-- START OF Material for this exercise --

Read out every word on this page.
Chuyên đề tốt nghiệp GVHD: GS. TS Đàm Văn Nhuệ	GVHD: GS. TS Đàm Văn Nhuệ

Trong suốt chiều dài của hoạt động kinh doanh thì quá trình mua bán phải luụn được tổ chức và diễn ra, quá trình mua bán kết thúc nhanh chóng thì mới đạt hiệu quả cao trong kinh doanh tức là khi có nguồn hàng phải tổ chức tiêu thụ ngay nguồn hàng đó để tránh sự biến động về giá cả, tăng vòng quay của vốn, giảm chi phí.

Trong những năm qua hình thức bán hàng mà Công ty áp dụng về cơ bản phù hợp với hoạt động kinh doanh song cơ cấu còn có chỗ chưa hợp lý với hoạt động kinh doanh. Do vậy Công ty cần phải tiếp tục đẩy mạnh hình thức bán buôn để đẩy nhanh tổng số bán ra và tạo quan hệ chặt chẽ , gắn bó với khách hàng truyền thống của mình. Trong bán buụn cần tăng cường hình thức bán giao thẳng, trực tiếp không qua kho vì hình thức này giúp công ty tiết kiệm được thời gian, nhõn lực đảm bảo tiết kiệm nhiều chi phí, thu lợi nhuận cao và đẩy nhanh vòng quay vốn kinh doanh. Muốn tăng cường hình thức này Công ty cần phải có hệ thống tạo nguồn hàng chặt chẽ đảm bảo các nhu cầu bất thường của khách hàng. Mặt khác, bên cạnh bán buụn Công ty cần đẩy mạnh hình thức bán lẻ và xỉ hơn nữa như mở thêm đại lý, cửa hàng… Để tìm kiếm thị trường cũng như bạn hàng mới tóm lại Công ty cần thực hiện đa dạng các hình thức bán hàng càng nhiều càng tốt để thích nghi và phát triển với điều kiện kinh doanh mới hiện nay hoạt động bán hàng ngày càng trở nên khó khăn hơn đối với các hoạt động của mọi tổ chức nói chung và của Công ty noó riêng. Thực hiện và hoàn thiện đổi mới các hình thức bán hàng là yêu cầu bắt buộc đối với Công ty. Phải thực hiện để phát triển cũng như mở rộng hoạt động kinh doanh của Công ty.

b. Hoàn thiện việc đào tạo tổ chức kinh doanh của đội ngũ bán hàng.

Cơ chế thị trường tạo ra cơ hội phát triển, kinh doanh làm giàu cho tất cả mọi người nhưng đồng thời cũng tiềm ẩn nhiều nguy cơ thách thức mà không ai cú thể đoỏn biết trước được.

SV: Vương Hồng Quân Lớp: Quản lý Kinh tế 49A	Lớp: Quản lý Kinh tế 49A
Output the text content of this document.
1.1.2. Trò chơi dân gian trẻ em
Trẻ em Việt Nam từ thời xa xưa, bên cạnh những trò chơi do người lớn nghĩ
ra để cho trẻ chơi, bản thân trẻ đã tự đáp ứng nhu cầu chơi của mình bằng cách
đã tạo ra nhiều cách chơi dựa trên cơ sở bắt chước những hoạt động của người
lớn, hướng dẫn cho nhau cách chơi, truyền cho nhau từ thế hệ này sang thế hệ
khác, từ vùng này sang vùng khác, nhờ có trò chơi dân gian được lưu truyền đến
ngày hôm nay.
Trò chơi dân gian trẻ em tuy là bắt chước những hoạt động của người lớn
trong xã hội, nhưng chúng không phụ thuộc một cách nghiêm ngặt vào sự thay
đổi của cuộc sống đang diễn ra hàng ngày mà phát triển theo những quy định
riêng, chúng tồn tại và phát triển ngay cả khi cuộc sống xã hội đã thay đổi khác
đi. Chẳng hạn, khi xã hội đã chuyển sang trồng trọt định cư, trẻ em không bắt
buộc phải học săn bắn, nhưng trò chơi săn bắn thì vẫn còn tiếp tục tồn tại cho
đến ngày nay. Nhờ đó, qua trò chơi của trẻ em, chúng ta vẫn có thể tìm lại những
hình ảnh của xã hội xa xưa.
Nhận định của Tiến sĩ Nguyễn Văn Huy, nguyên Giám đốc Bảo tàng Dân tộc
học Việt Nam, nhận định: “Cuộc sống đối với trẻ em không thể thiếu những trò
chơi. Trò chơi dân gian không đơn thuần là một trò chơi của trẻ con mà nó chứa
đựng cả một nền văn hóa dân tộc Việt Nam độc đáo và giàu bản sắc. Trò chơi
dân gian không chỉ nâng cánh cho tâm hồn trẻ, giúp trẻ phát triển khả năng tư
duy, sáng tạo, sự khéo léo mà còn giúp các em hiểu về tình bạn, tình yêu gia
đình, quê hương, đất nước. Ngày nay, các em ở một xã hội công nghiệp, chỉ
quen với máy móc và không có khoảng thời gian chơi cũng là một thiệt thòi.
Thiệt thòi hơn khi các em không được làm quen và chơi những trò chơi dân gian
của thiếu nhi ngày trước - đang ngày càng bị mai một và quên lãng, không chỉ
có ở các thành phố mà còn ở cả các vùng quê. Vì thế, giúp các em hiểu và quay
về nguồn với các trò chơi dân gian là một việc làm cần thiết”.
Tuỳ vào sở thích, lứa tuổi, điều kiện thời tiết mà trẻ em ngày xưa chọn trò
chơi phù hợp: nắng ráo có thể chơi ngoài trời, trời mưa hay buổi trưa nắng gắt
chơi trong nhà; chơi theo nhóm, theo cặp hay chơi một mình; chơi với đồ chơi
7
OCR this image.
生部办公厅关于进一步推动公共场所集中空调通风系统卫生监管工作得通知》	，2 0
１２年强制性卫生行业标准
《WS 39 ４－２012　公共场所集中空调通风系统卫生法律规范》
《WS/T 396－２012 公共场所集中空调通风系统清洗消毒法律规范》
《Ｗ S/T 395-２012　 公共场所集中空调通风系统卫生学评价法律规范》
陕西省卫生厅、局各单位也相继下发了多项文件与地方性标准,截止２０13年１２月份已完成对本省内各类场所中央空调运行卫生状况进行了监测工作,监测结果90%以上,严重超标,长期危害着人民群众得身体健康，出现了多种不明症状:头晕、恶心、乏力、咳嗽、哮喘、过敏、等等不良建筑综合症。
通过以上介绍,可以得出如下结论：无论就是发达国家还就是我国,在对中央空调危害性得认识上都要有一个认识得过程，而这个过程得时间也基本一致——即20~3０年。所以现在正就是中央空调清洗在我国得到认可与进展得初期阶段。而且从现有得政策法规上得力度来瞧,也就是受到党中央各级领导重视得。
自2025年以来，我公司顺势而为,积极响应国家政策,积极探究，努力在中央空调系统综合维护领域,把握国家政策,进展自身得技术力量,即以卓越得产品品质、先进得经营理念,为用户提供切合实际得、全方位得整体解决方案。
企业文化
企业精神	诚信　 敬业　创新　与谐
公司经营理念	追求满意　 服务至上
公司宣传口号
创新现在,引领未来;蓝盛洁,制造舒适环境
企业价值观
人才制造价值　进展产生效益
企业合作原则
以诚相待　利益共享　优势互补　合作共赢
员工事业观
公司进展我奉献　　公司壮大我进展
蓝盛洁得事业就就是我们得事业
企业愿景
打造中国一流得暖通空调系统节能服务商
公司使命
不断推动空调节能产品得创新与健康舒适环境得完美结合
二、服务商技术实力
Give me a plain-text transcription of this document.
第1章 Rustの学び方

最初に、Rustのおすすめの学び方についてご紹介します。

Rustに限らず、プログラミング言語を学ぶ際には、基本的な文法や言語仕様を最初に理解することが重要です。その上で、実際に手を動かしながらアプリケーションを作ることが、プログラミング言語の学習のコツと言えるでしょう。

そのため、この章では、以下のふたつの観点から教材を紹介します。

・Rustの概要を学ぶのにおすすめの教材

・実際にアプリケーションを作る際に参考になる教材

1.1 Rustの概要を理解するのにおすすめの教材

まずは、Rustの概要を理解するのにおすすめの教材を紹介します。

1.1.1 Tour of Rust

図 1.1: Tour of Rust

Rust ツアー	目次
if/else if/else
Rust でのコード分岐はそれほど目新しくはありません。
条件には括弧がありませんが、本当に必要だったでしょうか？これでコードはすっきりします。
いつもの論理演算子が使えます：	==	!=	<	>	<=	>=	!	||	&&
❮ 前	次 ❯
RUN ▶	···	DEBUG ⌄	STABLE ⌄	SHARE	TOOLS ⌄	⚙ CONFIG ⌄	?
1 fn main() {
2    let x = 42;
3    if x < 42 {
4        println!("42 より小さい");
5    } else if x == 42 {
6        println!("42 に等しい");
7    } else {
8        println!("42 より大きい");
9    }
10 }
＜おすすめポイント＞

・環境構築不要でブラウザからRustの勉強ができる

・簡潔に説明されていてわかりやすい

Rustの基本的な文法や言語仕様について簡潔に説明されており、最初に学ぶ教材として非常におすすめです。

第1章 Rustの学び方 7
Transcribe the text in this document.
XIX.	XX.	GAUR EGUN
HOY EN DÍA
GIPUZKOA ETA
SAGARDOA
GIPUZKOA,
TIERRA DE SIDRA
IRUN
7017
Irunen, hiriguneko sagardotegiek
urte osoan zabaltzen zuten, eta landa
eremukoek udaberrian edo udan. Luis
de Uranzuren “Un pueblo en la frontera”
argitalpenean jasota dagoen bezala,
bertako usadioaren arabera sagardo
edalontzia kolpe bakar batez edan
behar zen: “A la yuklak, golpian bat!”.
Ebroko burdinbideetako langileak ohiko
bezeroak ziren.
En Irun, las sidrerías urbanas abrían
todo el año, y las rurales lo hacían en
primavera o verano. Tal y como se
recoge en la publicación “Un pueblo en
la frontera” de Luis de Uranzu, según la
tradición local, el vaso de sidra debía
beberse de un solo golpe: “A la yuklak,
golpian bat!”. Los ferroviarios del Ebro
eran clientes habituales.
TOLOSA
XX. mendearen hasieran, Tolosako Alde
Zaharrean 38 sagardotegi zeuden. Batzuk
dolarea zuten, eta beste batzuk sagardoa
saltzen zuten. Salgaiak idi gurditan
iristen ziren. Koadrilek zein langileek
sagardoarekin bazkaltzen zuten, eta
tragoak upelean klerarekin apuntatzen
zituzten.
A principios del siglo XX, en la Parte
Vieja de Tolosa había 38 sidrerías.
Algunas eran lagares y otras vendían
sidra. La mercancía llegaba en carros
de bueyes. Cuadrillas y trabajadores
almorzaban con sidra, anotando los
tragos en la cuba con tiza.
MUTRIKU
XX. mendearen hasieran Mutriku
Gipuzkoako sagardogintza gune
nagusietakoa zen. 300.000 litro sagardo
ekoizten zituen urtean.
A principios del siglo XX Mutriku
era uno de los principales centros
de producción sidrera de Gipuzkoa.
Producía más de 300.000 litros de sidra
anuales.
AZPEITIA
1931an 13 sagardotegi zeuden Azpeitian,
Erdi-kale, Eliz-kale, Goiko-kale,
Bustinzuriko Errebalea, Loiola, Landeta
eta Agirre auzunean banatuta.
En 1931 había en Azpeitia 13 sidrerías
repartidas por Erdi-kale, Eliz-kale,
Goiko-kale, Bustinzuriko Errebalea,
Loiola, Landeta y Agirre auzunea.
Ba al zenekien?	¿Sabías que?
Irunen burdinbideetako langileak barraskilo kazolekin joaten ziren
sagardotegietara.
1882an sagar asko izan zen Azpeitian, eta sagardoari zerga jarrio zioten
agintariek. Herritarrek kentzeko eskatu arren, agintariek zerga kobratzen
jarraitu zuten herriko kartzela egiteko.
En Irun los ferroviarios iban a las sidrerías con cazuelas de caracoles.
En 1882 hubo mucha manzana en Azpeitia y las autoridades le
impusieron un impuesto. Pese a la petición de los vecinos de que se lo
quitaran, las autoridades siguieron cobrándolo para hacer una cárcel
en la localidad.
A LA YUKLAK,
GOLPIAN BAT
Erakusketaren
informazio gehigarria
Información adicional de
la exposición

-- END OF Material for this exercise --

■ Exercise goal:
Calculate how many lines of the material include the string "ziren", and state that number by itself.

■ Answer to this problem:
3